## INPUT
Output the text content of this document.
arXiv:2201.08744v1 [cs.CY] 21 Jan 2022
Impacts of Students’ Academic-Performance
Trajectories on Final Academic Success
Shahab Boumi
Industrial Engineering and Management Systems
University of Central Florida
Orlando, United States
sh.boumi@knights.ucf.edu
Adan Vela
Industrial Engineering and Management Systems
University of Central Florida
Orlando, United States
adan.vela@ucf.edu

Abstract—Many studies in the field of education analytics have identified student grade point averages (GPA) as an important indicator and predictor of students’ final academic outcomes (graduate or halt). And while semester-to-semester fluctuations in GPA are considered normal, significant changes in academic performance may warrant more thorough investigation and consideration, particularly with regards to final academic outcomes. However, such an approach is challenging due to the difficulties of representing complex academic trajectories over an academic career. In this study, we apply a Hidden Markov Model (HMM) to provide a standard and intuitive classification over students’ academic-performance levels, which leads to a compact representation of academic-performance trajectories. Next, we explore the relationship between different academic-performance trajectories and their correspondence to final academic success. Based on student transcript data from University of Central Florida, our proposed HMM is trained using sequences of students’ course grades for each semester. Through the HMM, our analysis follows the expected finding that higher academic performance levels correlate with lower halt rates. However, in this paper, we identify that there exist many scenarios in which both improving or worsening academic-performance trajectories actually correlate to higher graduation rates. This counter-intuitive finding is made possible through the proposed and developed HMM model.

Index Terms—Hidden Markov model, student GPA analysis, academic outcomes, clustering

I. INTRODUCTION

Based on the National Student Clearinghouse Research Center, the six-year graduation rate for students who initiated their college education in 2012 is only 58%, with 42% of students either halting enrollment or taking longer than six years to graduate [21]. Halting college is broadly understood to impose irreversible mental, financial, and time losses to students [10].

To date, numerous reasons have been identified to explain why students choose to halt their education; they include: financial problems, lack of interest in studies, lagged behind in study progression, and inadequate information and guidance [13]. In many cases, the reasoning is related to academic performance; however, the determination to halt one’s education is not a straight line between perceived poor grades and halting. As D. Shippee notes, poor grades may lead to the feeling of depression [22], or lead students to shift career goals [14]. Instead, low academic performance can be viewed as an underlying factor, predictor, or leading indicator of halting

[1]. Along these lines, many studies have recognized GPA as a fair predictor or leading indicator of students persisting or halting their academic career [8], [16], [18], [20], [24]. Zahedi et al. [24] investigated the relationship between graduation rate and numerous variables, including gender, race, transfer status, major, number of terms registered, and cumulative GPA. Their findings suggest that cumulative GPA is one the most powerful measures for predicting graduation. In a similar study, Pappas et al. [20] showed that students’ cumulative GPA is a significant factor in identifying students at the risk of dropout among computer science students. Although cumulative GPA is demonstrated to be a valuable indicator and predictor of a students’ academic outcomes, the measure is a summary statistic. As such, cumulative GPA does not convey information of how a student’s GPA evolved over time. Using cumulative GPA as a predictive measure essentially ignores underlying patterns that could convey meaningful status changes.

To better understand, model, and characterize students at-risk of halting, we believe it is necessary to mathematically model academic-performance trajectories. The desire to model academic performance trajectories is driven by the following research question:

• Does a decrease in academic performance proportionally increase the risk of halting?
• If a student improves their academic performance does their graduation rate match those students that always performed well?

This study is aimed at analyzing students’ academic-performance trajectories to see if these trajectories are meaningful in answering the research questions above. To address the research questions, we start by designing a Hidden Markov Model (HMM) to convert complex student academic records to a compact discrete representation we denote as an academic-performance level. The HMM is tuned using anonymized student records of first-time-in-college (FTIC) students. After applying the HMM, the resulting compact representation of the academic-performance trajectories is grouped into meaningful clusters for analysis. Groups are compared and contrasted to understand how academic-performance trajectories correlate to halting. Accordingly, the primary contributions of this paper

## GIVEN REQUEST
Find the lines above that contain the word "understand" and collect them.

## TASK RESPONSE
To better understand, model, and characterize students at-risk of halting, we believe it is necessary to mathematically model academic-performance trajectories. The desire to model academic performance trajectories is driven by the following research question:
This study is aimed at analyzing students’ academic-performance trajectories to see if these trajectories are meaningful in answering the research questions above. To address the research questions, we start by designing a Hidden Markov Model (HMM) to convert complex student academic records to a compact discrete representation we denote as an academic-performance level. The HMM is tuned using anonymized student records of first-time-in-college (FTIC) students. After applying the HMM, the resulting compact representation of the academic-performance trajectories is grouped into meaningful clusters for analysis. Groups are compared and contrasted to understand how academic-performance trajectories correlate to halting. Accordingly, the primary contributions of this paper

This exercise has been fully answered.